### Exercise task
Find how many lines in the data below include the word "Convert", then write only that number.

** begin Data to process **

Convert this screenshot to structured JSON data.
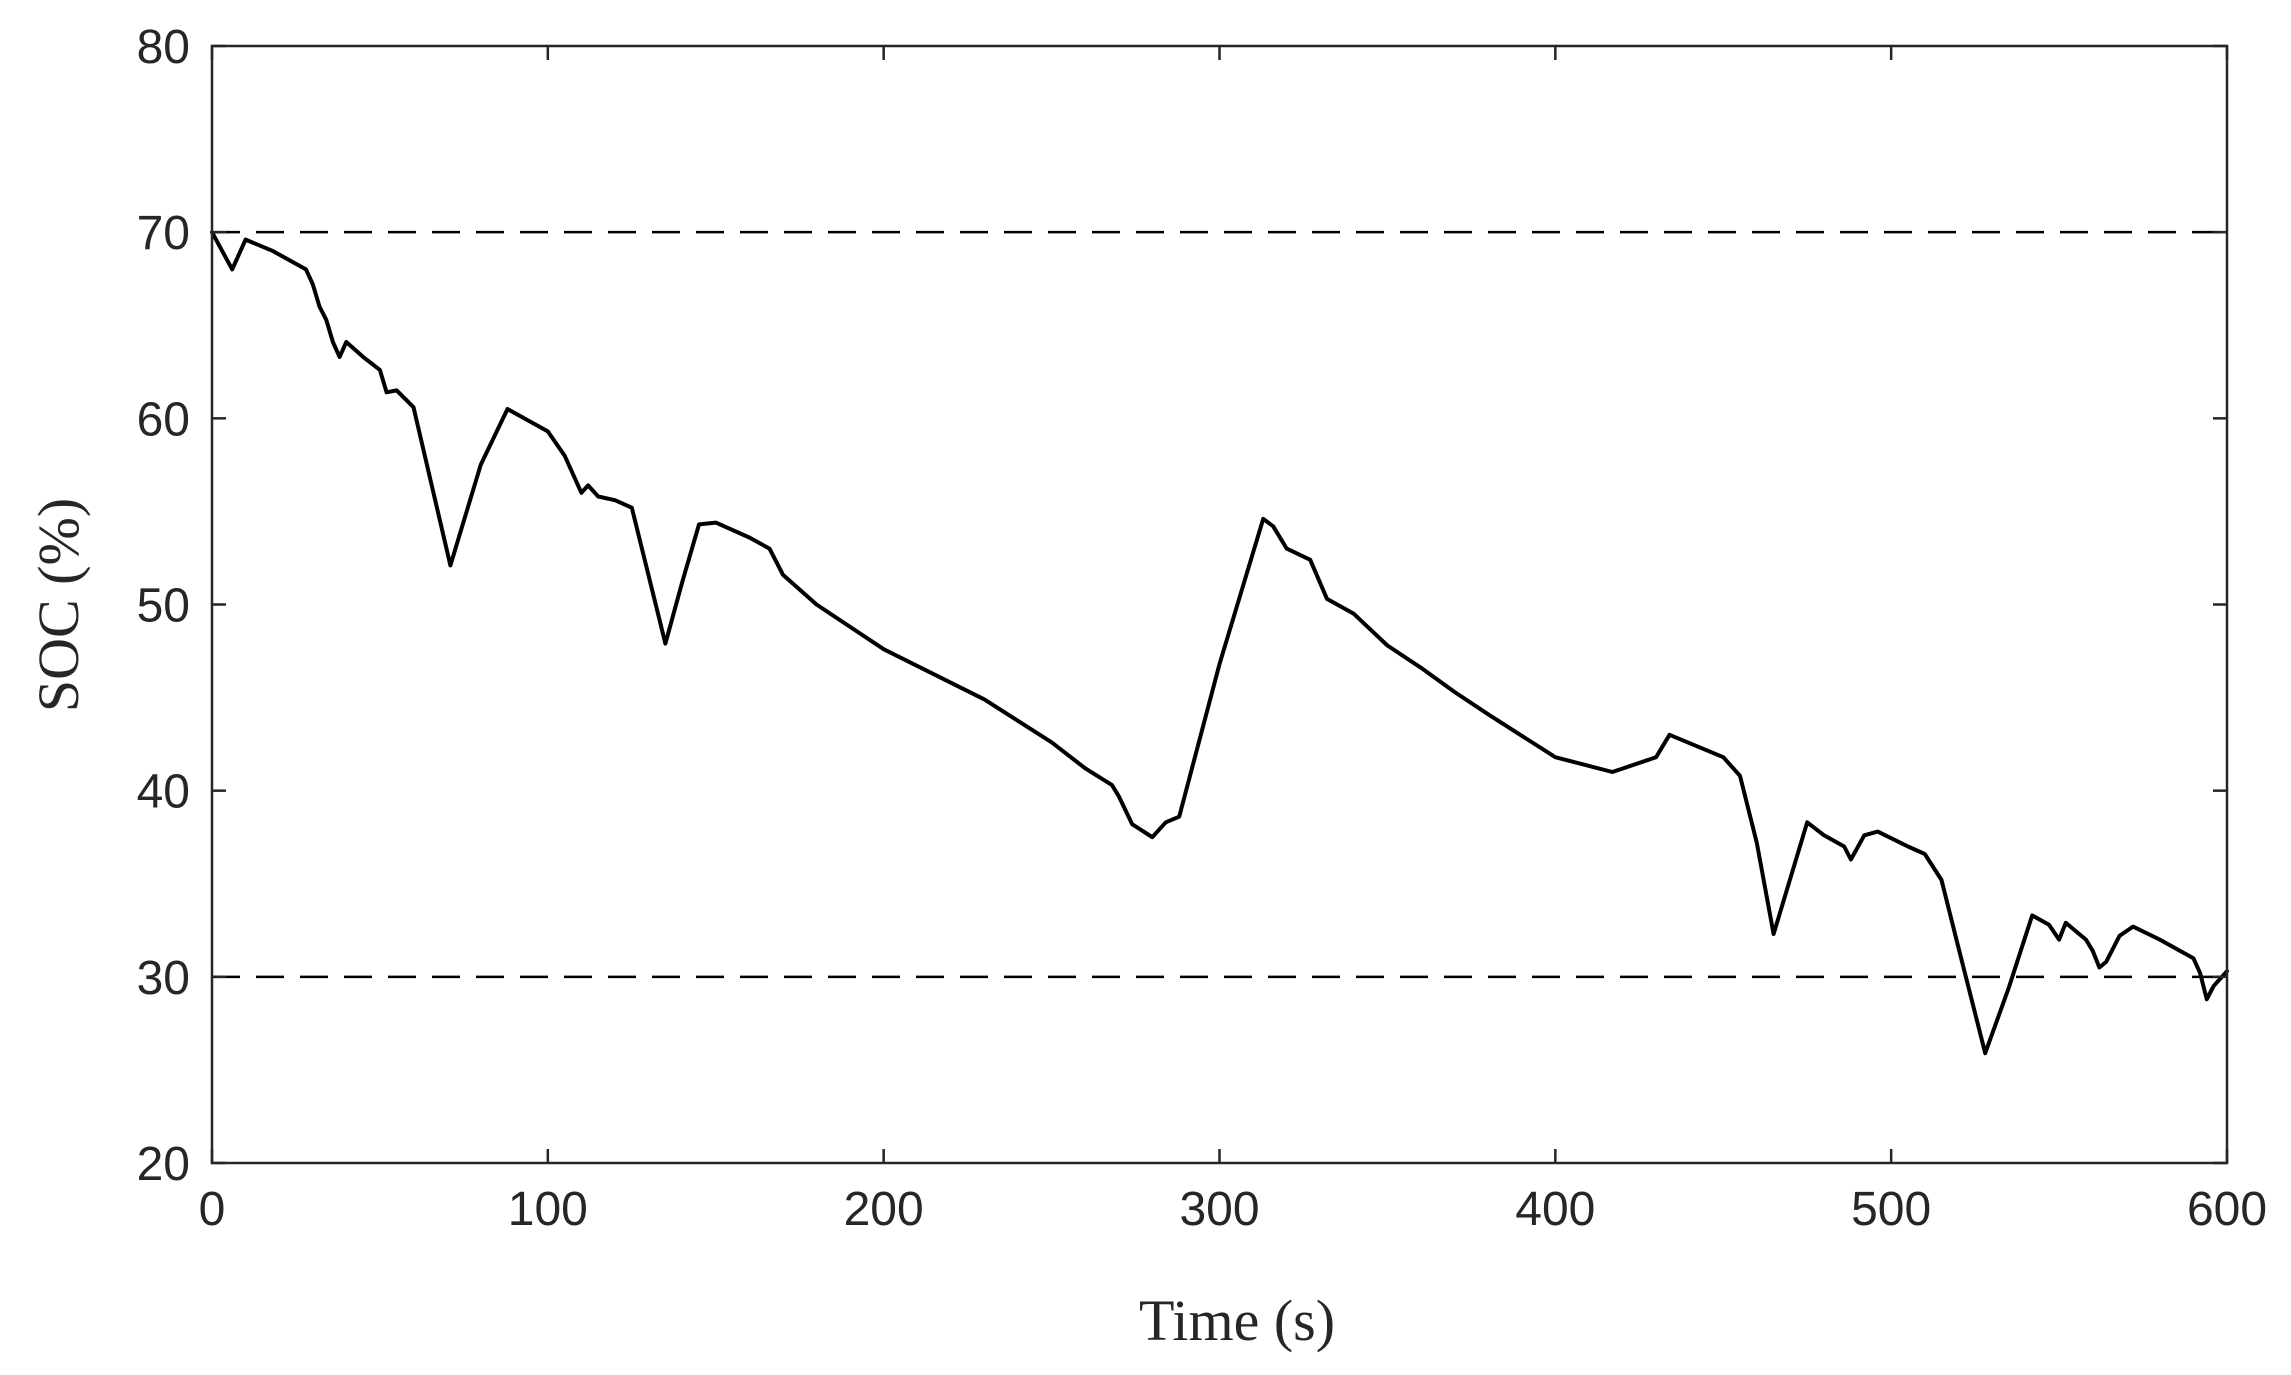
{
  "chart_data": {
    "type": "line",
    "title": "",
    "xlabel": "Time (s)",
    "ylabel": "SOC (%)",
    "xlim": [
      0,
      600
    ],
    "ylim": [
      20,
      80
    ],
    "xticks": [
      0,
      100,
      200,
      300,
      400,
      500,
      600
    ],
    "yticks": [
      20,
      30,
      40,
      50,
      60,
      70,
      80
    ],
    "grid": false,
    "legend": false,
    "line_color": "#000000",
    "series": [
      {
        "x": [
          0,
          3,
          6,
          10,
          18,
          28,
          30,
          32,
          34,
          36,
          38,
          40,
          45,
          50,
          52,
          55,
          60,
          71,
          80,
          88,
          100,
          105,
          110,
          112,
          115,
          120,
          125,
          135,
          140,
          145,
          150,
          160,
          166,
          170,
          180,
          200,
          230,
          250,
          260,
          268,
          270,
          274,
          280,
          284,
          288,
          300,
          313,
          316,
          320,
          327,
          332,
          340,
          350,
          360,
          370,
          380,
          400,
          417,
          430,
          434,
          450,
          455,
          460,
          465,
          475,
          480,
          486,
          488,
          492,
          496,
          505,
          510,
          515,
          520,
          528,
          535,
          542,
          547,
          550,
          552,
          558,
          560,
          562,
          564,
          568,
          572,
          580,
          590,
          592,
          594,
          596,
          600
        ],
        "y": [
          70,
          69,
          68,
          69.6,
          69,
          68,
          67.2,
          66,
          65.3,
          64.1,
          63.3,
          64.1,
          63.3,
          62.6,
          61.4,
          61.5,
          60.6,
          52.1,
          57.5,
          60.5,
          59.3,
          58,
          56,
          56.4,
          55.8,
          55.6,
          55.2,
          47.9,
          51.2,
          54.3,
          54.4,
          53.6,
          53,
          51.6,
          50,
          47.6,
          44.9,
          42.6,
          41.2,
          40.3,
          39.7,
          38.2,
          37.5,
          38.3,
          38.6,
          46.8,
          54.6,
          54.2,
          53,
          52.4,
          50.3,
          49.5,
          47.8,
          46.6,
          45.3,
          44.1,
          41.8,
          41,
          41.8,
          43,
          41.8,
          40.8,
          37.2,
          32.3,
          38.3,
          37.6,
          37,
          36.3,
          37.6,
          37.8,
          37,
          36.6,
          35.2,
          31.6,
          25.9,
          29.4,
          33.3,
          32.8,
          32,
          32.9,
          32,
          31.4,
          30.5,
          30.8,
          32.2,
          32.7,
          32,
          31,
          30.2,
          28.8,
          29.5,
          30.3
        ]
      }
    ],
    "reference_lines": [
      {
        "y": 70,
        "style": "dashed"
      },
      {
        "y": 30,
        "style": "dashed"
      }
    ]
  }
}
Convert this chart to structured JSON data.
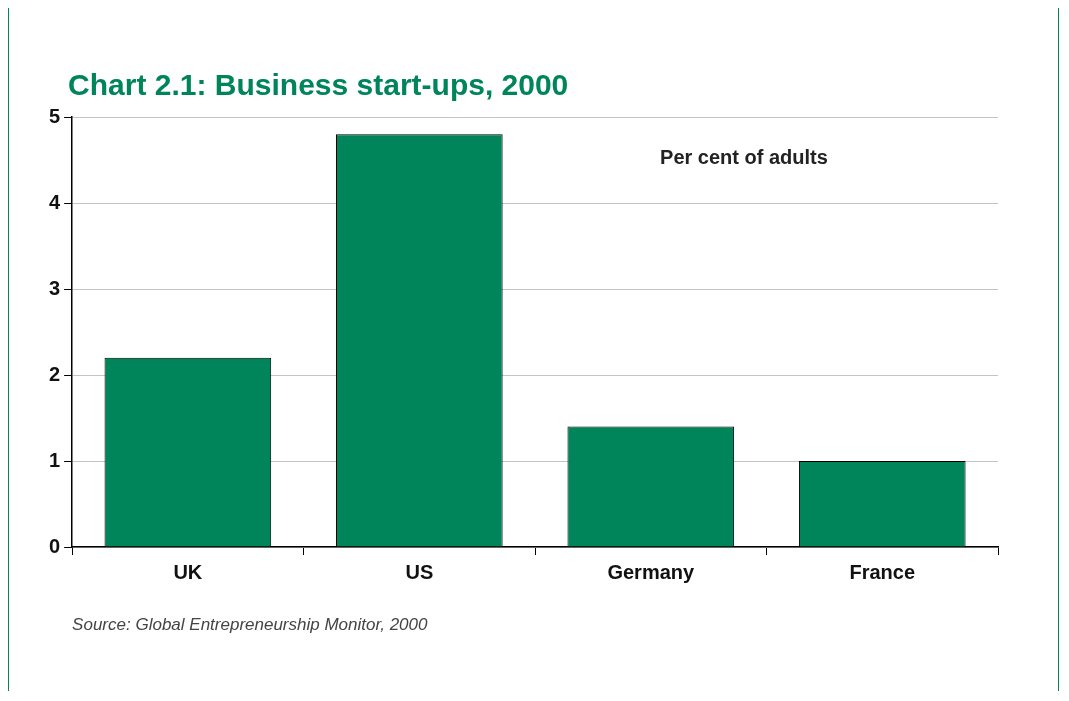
{
  "chart_data": {
    "type": "bar",
    "title": "Chart 2.1: Business start-ups, 2000",
    "ylabel": "Per cent of adults",
    "categories": [
      "UK",
      "US",
      "Germany",
      "France"
    ],
    "values": [
      2.2,
      4.8,
      1.4,
      1.0
    ],
    "color": "#00855a",
    "ylim": [
      0,
      5
    ],
    "yticks": [
      0,
      1,
      2,
      3,
      4,
      5
    ],
    "grid": "y",
    "legend": false,
    "annotations": [
      "Source: Global Entrepreneurship Monitor, 2000"
    ]
  }
}
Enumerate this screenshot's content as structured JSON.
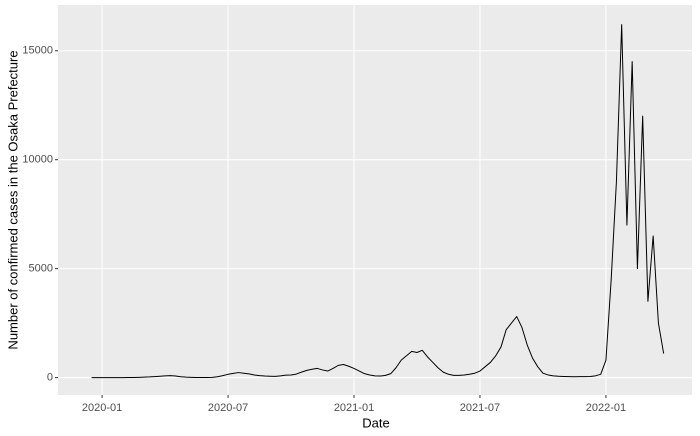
{
  "chart_data": {
    "type": "line",
    "xlabel": "Date",
    "ylabel": "Number of confirmed cases in the Osaka Prefecture",
    "x": [
      -0.5,
      -0.25,
      0,
      0.25,
      0.5,
      0.75,
      1,
      1.25,
      1.5,
      1.75,
      2,
      2.25,
      2.5,
      2.75,
      3,
      3.25,
      3.5,
      3.75,
      4,
      4.25,
      4.5,
      4.75,
      5,
      5.25,
      5.5,
      5.75,
      6,
      6.25,
      6.5,
      6.75,
      7,
      7.25,
      7.5,
      7.75,
      8,
      8.25,
      8.5,
      8.75,
      9,
      9.25,
      9.5,
      9.75,
      10,
      10.25,
      10.5,
      10.75,
      11,
      11.25,
      11.5,
      11.75,
      12,
      12.25,
      12.5,
      12.75,
      13,
      13.25,
      13.5,
      13.75,
      14,
      14.25,
      14.5,
      14.75,
      15,
      15.25,
      15.5,
      15.75,
      16,
      16.25,
      16.5,
      16.75,
      17,
      17.25,
      17.5,
      17.75,
      18,
      18.25,
      18.5,
      18.75,
      19,
      19.25,
      19.5,
      19.75,
      20,
      20.25,
      20.5,
      20.75,
      21,
      21.25,
      21.5,
      21.75,
      22,
      22.25,
      22.5,
      22.75,
      23,
      23.25,
      23.5,
      23.75,
      24,
      24.25,
      24.5,
      24.75,
      25,
      25.25,
      25.5,
      25.75,
      26,
      26.25,
      26.5,
      26.75
    ],
    "series": [
      {
        "name": "cases",
        "color": "#000000",
        "values": [
          0,
          0,
          0,
          0,
          0,
          0,
          0,
          2,
          5,
          10,
          20,
          30,
          45,
          60,
          80,
          90,
          70,
          40,
          20,
          10,
          5,
          3,
          5,
          10,
          40,
          90,
          150,
          190,
          230,
          200,
          170,
          120,
          90,
          70,
          60,
          55,
          80,
          110,
          120,
          160,
          250,
          330,
          380,
          420,
          350,
          300,
          420,
          560,
          600,
          520,
          420,
          300,
          180,
          120,
          80,
          70,
          100,
          180,
          450,
          800,
          1000,
          1200,
          1150,
          1250,
          950,
          700,
          450,
          250,
          150,
          100,
          100,
          120,
          150,
          200,
          300,
          500,
          700,
          1000,
          1400,
          2200,
          2500,
          2800,
          2300,
          1500,
          900,
          500,
          200,
          120,
          80,
          60,
          50,
          45,
          40,
          45,
          45,
          50,
          80,
          150,
          800,
          4500,
          9000,
          16200,
          7000,
          14500,
          5000,
          12000,
          3500,
          6500,
          2500,
          1100
        ]
      }
    ],
    "xlim": [
      -2.1,
      28.1
    ],
    "xticks": [
      {
        "value": 0,
        "label": "2020-01"
      },
      {
        "value": 6,
        "label": "2020-07"
      },
      {
        "value": 12,
        "label": "2021-01"
      },
      {
        "value": 18,
        "label": "2021-07"
      },
      {
        "value": 24,
        "label": "2022-01"
      }
    ],
    "ylim": [
      -800,
      17100
    ],
    "yticks": [
      0,
      5000,
      10000,
      15000
    ],
    "grid": true,
    "background": "#ebebeb"
  }
}
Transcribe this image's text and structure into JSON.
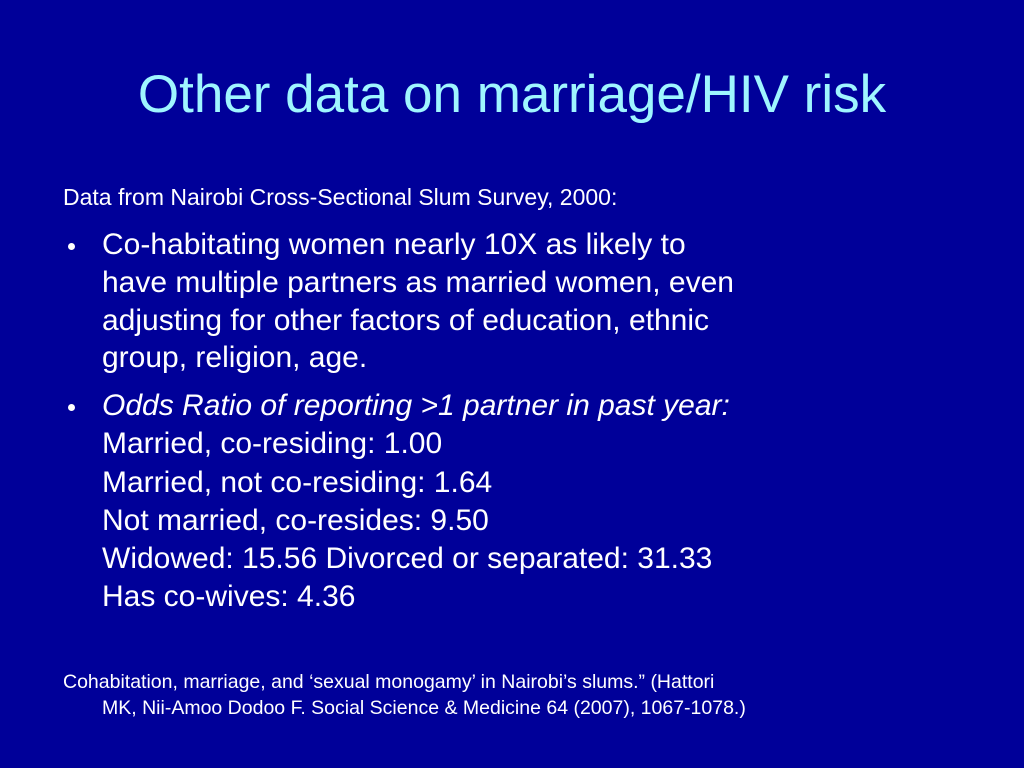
{
  "title": "Other data on marriage/HIV risk",
  "intro": "Data from Nairobi Cross-Sectional Slum Survey, 2000:",
  "bullets": [
    {
      "lines": [
        "Co-habitating women nearly 10X as likely to",
        "have multiple partners as married women, even",
        "adjusting for other factors of education, ethnic",
        "group, religion, age."
      ]
    },
    {
      "heading": "Odds Ratio of reporting >1 partner in past year:",
      "lines": [
        "Married, co-residing: 1.00",
        "Married, not co-residing: 1.64",
        "Not married, co-resides: 9.50",
        "Widowed: 15.56 Divorced or separated: 31.33",
        "Has co-wives: 4.36"
      ]
    }
  ],
  "citation": {
    "lines": [
      "Cohabitation, marriage, and ‘sexual monogamy’ in Nairobi’s slums.” (Hattori",
      "MK, Nii-Amoo Dodoo F. Social Science & Medicine 64 (2007), 1067-1078.)"
    ]
  }
}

** end Data to process **

### The completed task
2